Set exercise — Format part of the data below as a JSON list of strings with one string per line, omitting blank lines. Begin at the line that contains "230, 344, 247]" and stop after the line that contains "Output each element".

● ● ● ● ● ● ●

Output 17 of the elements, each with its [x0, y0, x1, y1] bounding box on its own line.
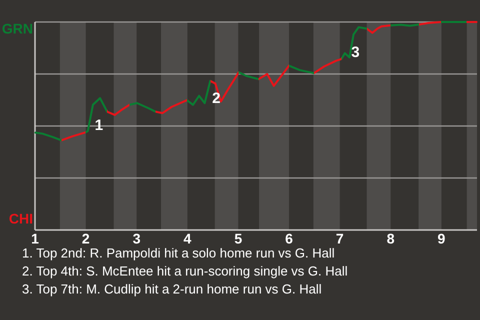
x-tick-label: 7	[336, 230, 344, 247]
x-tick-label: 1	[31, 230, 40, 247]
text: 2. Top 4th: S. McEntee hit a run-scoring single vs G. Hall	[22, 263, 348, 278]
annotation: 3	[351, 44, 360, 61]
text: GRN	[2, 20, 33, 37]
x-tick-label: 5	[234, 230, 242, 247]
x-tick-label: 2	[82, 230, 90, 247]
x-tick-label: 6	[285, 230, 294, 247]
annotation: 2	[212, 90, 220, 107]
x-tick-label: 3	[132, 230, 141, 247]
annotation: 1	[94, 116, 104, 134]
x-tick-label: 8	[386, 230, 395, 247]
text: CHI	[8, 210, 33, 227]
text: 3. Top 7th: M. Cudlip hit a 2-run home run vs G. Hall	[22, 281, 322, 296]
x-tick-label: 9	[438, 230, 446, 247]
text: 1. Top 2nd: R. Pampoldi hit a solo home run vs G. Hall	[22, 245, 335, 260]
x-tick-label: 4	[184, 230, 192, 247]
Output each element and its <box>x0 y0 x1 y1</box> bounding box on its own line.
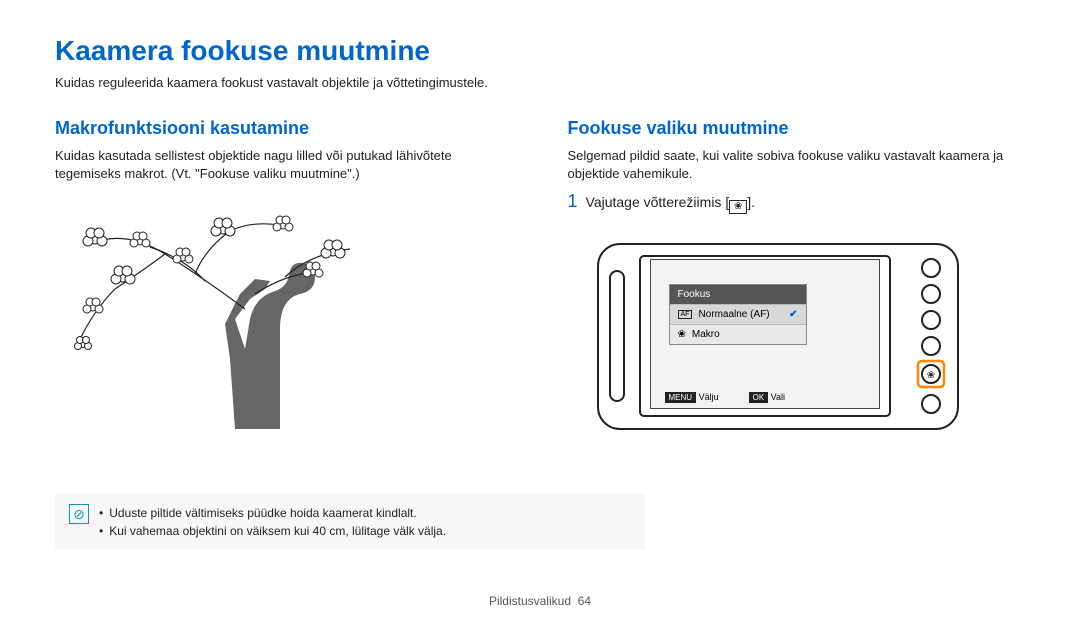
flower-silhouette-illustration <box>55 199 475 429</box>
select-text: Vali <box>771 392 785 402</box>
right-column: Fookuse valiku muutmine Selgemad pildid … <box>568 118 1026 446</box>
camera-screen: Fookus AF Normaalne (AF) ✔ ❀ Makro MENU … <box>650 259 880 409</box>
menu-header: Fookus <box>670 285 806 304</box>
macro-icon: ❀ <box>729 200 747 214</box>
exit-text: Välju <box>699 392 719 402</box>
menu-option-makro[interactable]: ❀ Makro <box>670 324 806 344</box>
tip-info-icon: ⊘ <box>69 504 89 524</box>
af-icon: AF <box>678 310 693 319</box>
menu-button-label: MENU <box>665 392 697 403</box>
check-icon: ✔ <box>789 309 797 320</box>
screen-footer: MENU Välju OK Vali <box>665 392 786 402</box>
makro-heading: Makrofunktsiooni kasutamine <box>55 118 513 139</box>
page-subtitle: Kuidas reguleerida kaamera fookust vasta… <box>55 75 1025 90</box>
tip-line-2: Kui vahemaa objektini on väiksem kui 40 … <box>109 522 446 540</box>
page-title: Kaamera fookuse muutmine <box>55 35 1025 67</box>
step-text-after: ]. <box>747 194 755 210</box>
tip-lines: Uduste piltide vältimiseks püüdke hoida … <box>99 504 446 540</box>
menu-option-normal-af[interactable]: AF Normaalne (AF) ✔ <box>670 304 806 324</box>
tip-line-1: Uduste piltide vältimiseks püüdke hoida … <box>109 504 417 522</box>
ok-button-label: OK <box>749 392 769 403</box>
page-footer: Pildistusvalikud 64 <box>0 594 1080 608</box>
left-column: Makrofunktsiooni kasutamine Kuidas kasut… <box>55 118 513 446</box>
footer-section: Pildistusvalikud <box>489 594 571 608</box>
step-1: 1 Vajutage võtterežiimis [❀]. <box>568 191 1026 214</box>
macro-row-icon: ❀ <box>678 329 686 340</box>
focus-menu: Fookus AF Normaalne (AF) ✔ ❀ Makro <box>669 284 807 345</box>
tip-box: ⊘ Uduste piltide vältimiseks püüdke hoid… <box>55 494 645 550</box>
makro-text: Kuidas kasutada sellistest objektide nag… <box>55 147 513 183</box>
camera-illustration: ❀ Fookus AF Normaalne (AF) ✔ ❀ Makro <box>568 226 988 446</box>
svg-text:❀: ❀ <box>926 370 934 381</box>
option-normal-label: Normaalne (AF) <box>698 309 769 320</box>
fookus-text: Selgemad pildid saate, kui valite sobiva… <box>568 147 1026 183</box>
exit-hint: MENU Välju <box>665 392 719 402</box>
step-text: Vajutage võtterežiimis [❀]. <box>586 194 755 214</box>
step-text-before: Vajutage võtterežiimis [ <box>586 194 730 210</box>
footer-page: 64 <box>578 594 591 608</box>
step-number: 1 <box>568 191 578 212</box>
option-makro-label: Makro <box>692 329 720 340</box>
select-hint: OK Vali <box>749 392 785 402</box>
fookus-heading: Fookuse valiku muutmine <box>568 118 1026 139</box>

● ● ● ● ● ● ●

Result of this exercise —
[
  "x-tick-label: 7\t[336, 230, 344, 247]",
  "x-tick-label: 1\t[31, 230, 40, 247]",
  "text: 2. Top 4th: S. McEntee hit a run-scoring single vs G. Hall\t[22, 263, 348, 278]",
  "annotation: 3\t[351, 44, 360, 61]",
  "text: GRN\t[2, 20, 33, 37]",
  "x-tick-label: 5\t[234, 230, 242, 247]",
  "x-tick-label: 2\t[82, 230, 90, 247]",
  "x-tick-label: 6\t[285, 230, 294, 247]",
  "annotation: 2\t[212, 90, 220, 107]",
  "x-tick-label: 3\t[132, 230, 141, 247]",
  "annotation: 1\t[94, 116, 104, 134]",
  "x-tick-label: 8\t[386, 230, 395, 247]",
  "text: CHI\t[8, 210, 33, 227]",
  "text: 3. Top 7th: M. Cudlip hit a 2-run home run vs G. Hall\t[22, 281, 322, 296]",
  "x-tick-label: 9\t[438, 230, 446, 247]",
  "text: 1. Top 2nd: R. Pampoldi hit a solo home run vs G. Hall\t[22, 245, 335, 260]",
  "x-tick-label: 4\t[184, 230, 192, 247]",
  "Output each element and its <box>x0 y0 x1 y1</box> bounding box on its own line."
]